──────── EXERCISE DATA

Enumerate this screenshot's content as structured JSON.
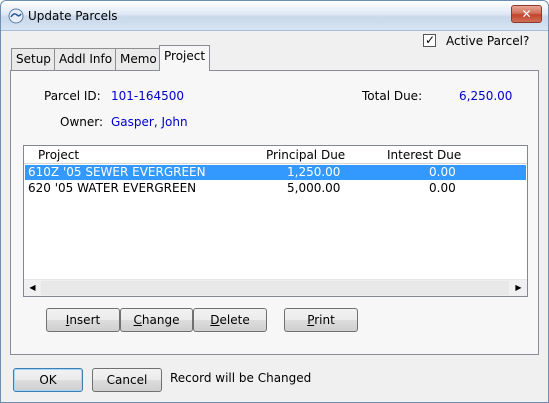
{
  "window": {
    "title": "Update Parcels",
    "close_symbol": "✕",
    "app_icon": "app-icon"
  },
  "active_parcel": {
    "label": "Active Parcel?",
    "checked": true,
    "check_mark": "✓"
  },
  "tabs": [
    {
      "label": "Setup",
      "active": false
    },
    {
      "label": "Addl Info",
      "active": false
    },
    {
      "label": "Memo",
      "active": false
    },
    {
      "label": "Project",
      "active": true
    }
  ],
  "parcel": {
    "id_label": "Parcel ID:",
    "id_value": "101-164500",
    "owner_label": "Owner:",
    "owner_value": "Gasper, John",
    "total_due_label": "Total Due:",
    "total_due_value": "6,250.00"
  },
  "project_list": {
    "columns": [
      "Project",
      "Principal Due",
      "Interest Due"
    ],
    "rows": [
      {
        "project": "610Z '05 SEWER EVERGREEN",
        "principal": "1,250.00",
        "interest": "0.00",
        "selected": true
      },
      {
        "project": "620 '05 WATER EVERGREEN",
        "principal": "5,000.00",
        "interest": "0.00",
        "selected": false
      }
    ],
    "scroll_left": "◀",
    "scroll_right": "▶"
  },
  "list_buttons": {
    "insert_u": "I",
    "insert_rest": "nsert",
    "change_u": "C",
    "change_rest": "hange",
    "delete_u": "D",
    "delete_rest": "elete",
    "print_u": "P",
    "print_rest": "rint"
  },
  "footer": {
    "ok": "OK",
    "cancel": "Cancel",
    "status": "Record will be Changed"
  },
  "colors": {
    "value_text": "#0000c8",
    "selection": "#3399ff"
  }
}
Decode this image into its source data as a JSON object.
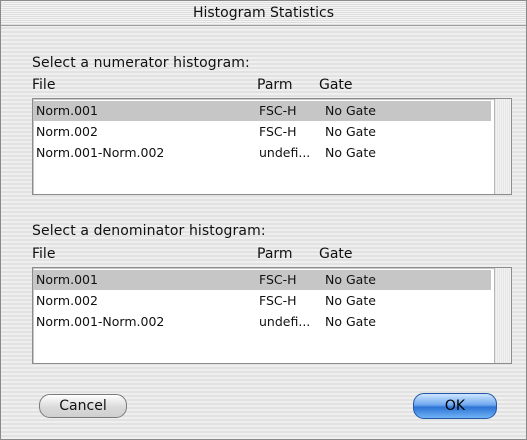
{
  "window": {
    "title": "Histogram Statistics"
  },
  "numerator": {
    "label": "Select a numerator histogram:",
    "headers": {
      "file": "File",
      "parm": "Parm",
      "gate": "Gate"
    },
    "rows": [
      {
        "file": "Norm.001",
        "parm": "FSC-H",
        "gate": "No Gate",
        "selected": true
      },
      {
        "file": "Norm.002",
        "parm": "FSC-H",
        "gate": "No Gate",
        "selected": false
      },
      {
        "file": "Norm.001-Norm.002",
        "parm": "undefi...",
        "gate": "No Gate",
        "selected": false
      }
    ]
  },
  "denominator": {
    "label": "Select a denominator histogram:",
    "headers": {
      "file": "File",
      "parm": "Parm",
      "gate": "Gate"
    },
    "rows": [
      {
        "file": "Norm.001",
        "parm": "FSC-H",
        "gate": "No Gate",
        "selected": true
      },
      {
        "file": "Norm.002",
        "parm": "FSC-H",
        "gate": "No Gate",
        "selected": false
      },
      {
        "file": "Norm.001-Norm.002",
        "parm": "undefi...",
        "gate": "No Gate",
        "selected": false
      }
    ]
  },
  "buttons": {
    "cancel": "Cancel",
    "ok": "OK"
  },
  "colors": {
    "selection": "#c6c6c6",
    "default_button": "#3d82e0"
  }
}
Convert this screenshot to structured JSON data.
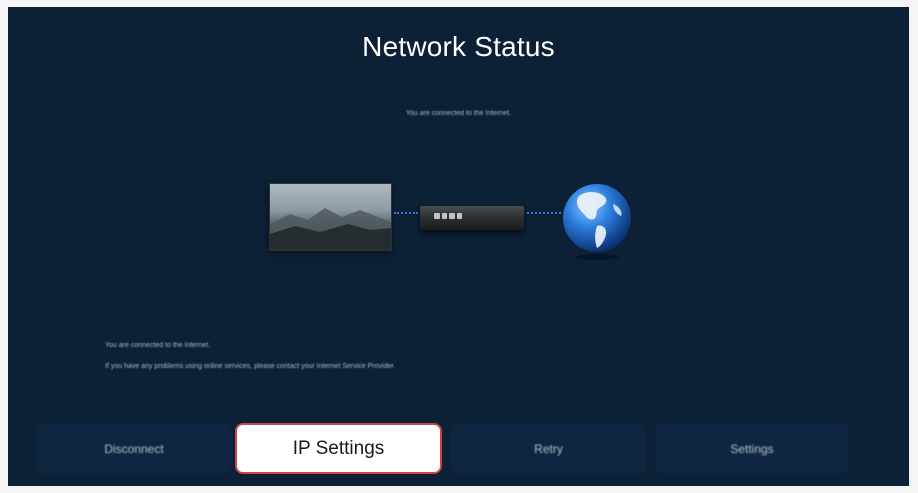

────────────────

### REQUIREMENT
Exclude the images and reproduce the remaining data exactly.

### TASK RESULT
Enumerate this screenshot's content as structured JSON.
{
  "window": {
    "title": "Update Parcels",
    "close_symbol": "✕",
    "app_icon": "app-icon"
  },
  "active_parcel": {
    "label": "Active Parcel?",
    "checked": true,
    "check_mark": "✓"
  },
  "tabs": [
    {
      "label": "Setup",
      "active": false
    },
    {
      "label": "Addl Info",
      "active": false
    },
    {
      "label": "Memo",
      "active": false
    },
    {
      "label": "Project",
      "active": true
    }
  ],
  "parcel": {
    "id_label": "Parcel ID:",
    "id_value": "101-164500",
    "owner_label": "Owner:",
    "owner_value": "Gasper, John",
    "total_due_label": "Total Due:",
    "total_due_value": "6,250.00"
  },
  "project_list": {
    "columns": [
      "Project",
      "Principal Due",
      "Interest Due"
    ],
    "rows": [
      {
        "project": "610Z '05 SEWER EVERGREEN",
        "principal": "1,250.00",
        "interest": "0.00",
        "selected": true
      },
      {
        "project": "620 '05 WATER EVERGREEN",
        "principal": "5,000.00",
        "interest": "0.00",
        "selected": false
      }
    ],
    "scroll_left": "◀",
    "scroll_right": "▶"
  },
  "list_buttons": {
    "insert_u": "I",
    "insert_rest": "nsert",
    "change_u": "C",
    "change_rest": "hange",
    "delete_u": "D",
    "delete_rest": "elete",
    "print_u": "P",
    "print_rest": "rint"
  },
  "footer": {
    "ok": "OK",
    "cancel": "Cancel",
    "status": "Record will be Changed"
  },
  "colors": {
    "value_text": "#0000c8",
    "selection": "#3399ff"
  }
}
Decode this image into its source data as a JSON object.
{
  "window": {
    "title": "Histogram Statistics"
  },
  "numerator": {
    "label": "Select a numerator histogram:",
    "headers": {
      "file": "File",
      "parm": "Parm",
      "gate": "Gate"
    },
    "rows": [
      {
        "file": "Norm.001",
        "parm": "FSC-H",
        "gate": "No Gate",
        "selected": true
      },
      {
        "file": "Norm.002",
        "parm": "FSC-H",
        "gate": "No Gate",
        "selected": false
      },
      {
        "file": "Norm.001-Norm.002",
        "parm": "undefi...",
        "gate": "No Gate",
        "selected": false
      }
    ]
  },
  "denominator": {
    "label": "Select a denominator histogram:",
    "headers": {
      "file": "File",
      "parm": "Parm",
      "gate": "Gate"
    },
    "rows": [
      {
        "file": "Norm.001",
        "parm": "FSC-H",
        "gate": "No Gate",
        "selected": true
      },
      {
        "file": "Norm.002",
        "parm": "FSC-H",
        "gate": "No Gate",
        "selected": false
      },
      {
        "file": "Norm.001-Norm.002",
        "parm": "undefi...",
        "gate": "No Gate",
        "selected": false
      }
    ]
  },
  "buttons": {
    "cancel": "Cancel",
    "ok": "OK"
  },
  "colors": {
    "selection": "#c6c6c6",
    "default_button": "#3d82e0"
  }
}
Convert this screenshot to structured JSON data.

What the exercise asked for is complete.